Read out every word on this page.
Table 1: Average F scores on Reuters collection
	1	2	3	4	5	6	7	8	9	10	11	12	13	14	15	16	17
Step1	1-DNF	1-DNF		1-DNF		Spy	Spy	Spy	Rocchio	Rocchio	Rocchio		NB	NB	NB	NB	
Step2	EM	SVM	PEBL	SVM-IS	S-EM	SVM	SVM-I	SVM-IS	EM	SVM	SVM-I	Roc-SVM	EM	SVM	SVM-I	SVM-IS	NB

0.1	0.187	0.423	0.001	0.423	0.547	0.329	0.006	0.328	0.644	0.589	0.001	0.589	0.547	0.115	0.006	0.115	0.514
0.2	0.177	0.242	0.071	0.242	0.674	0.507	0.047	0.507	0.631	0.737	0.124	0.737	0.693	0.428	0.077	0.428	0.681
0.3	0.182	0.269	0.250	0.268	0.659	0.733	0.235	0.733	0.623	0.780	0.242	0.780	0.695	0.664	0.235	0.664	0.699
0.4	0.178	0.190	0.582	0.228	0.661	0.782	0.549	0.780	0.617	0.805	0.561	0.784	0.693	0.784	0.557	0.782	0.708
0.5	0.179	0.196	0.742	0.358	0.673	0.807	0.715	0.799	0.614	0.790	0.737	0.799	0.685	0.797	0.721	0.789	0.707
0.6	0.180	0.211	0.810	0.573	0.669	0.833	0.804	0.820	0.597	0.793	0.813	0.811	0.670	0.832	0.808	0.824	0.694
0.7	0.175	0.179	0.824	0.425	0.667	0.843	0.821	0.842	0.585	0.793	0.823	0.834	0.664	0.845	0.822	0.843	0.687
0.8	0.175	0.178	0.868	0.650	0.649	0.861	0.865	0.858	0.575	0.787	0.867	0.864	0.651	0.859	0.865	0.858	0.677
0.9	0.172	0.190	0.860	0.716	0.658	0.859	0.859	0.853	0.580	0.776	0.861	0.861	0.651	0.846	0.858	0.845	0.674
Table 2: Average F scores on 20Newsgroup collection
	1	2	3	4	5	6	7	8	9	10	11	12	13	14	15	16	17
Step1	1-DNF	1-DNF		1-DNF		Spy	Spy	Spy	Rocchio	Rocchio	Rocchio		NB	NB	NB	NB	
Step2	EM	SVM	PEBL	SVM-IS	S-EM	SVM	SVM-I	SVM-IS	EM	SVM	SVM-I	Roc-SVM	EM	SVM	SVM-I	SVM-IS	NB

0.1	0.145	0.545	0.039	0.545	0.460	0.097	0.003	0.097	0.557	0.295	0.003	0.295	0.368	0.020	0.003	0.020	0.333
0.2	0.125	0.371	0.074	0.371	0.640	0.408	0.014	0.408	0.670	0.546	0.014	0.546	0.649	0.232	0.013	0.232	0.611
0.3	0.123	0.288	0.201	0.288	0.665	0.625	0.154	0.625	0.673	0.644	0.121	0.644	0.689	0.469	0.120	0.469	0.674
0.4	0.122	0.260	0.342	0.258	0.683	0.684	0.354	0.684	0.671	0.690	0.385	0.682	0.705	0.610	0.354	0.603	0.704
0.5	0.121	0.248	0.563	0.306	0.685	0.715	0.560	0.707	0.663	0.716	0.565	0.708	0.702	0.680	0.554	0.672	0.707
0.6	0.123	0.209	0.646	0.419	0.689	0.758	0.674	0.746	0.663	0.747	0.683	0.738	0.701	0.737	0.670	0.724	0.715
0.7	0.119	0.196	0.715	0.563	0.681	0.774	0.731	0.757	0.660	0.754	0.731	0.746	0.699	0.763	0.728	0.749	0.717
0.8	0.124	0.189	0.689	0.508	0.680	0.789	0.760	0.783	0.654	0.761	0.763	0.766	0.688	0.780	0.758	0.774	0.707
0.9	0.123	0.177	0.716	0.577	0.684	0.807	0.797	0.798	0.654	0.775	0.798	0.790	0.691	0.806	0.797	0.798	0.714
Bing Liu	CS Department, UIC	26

- TASK INSTRUCTIONS:
All of the data shown above must be copied exactly.

- WRITTEN RESPONSE:
Read out every word on this page.
Table 1: Average F scores on Reuters collection
	1	2	3	4	5	6	7	8	9	10	11	12	13	14	15	16	17
Step1	1-DNF	1-DNF		1-DNF		Spy	Spy	Spy	Rocchio	Rocchio	Rocchio		NB	NB	NB	NB	
Step2	EM	SVM	PEBL	SVM-IS	S-EM	SVM	SVM-I	SVM-IS	EM	SVM	SVM-I	Roc-SVM	EM	SVM	SVM-I	SVM-IS	NB

0.1	0.187	0.423	0.001	0.423	0.547	0.329	0.006	0.328	0.644	0.589	0.001	0.589	0.547	0.115	0.006	0.115	0.514
0.2	0.177	0.242	0.071	0.242	0.674	0.507	0.047	0.507	0.631	0.737	0.124	0.737	0.693	0.428	0.077	0.428	0.681
0.3	0.182	0.269	0.250	0.268	0.659	0.733	0.235	0.733	0.623	0.780	0.242	0.780	0.695	0.664	0.235	0.664	0.699
0.4	0.178	0.190	0.582	0.228	0.661	0.782	0.549	0.780	0.617	0.805	0.561	0.784	0.693	0.784	0.557	0.782	0.708
0.5	0.179	0.196	0.742	0.358	0.673	0.807	0.715	0.799	0.614	0.790	0.737	0.799	0.685	0.797	0.721	0.789	0.707
0.6	0.180	0.211	0.810	0.573	0.669	0.833	0.804	0.820	0.597	0.793	0.813	0.811	0.670	0.832	0.808	0.824	0.694
0.7	0.175	0.179	0.824	0.425	0.667	0.843	0.821	0.842	0.585	0.793	0.823	0.834	0.664	0.845	0.822	0.843	0.687
0.8	0.175	0.178	0.868	0.650	0.649	0.861	0.865	0.858	0.575	0.787	0.867	0.864	0.651	0.859	0.865	0.858	0.677
0.9	0.172	0.190	0.860	0.716	0.658	0.859	0.859	0.853	0.580	0.776	0.861	0.861	0.651	0.846	0.858	0.845	0.674
Table 2: Average F scores on 20Newsgroup collection
	1	2	3	4	5	6	7	8	9	10	11	12	13	14	15	16	17
Step1	1-DNF	1-DNF		1-DNF		Spy	Spy	Spy	Rocchio	Rocchio	Rocchio		NB	NB	NB	NB	
Step2	EM	SVM	PEBL	SVM-IS	S-EM	SVM	SVM-I	SVM-IS	EM	SVM	SVM-I	Roc-SVM	EM	SVM	SVM-I	SVM-IS	NB

0.1	0.145	0.545	0.039	0.545	0.460	0.097	0.003	0.097	0.557	0.295	0.003	0.295	0.368	0.020	0.003	0.020	0.333
0.2	0.125	0.371	0.074	0.371	0.640	0.408	0.014	0.408	0.670	0.546	0.014	0.546	0.649	0.232	0.013	0.232	0.611
0.3	0.123	0.288	0.201	0.288	0.665	0.625	0.154	0.625	0.673	0.644	0.121	0.644	0.689	0.469	0.120	0.469	0.674
0.4	0.122	0.260	0.342	0.258	0.683	0.684	0.354	0.684	0.671	0.690	0.385	0.682	0.705	0.610	0.354	0.603	0.704
0.5	0.121	0.248	0.563	0.306	0.685	0.715	0.560	0.707	0.663	0.716	0.565	0.708	0.702	0.680	0.554	0.672	0.707
0.6	0.123	0.209	0.646	0.419	0.689	0.758	0.674	0.746	0.663	0.747	0.683	0.738	0.701	0.737	0.670	0.724	0.715
0.7	0.119	0.196	0.715	0.563	0.681	0.774	0.731	0.757	0.660	0.754	0.731	0.746	0.699	0.763	0.728	0.749	0.717
0.8	0.124	0.189	0.689	0.508	0.680	0.789	0.760	0.783	0.654	0.761	0.763	0.766	0.688	0.780	0.758	0.774	0.707
0.9	0.123	0.177	0.716	0.577	0.684	0.807	0.797	0.798	0.654	0.775	0.798	0.790	0.691	0.806	0.797	0.798	0.714
Bing Liu	CS Department, UIC	26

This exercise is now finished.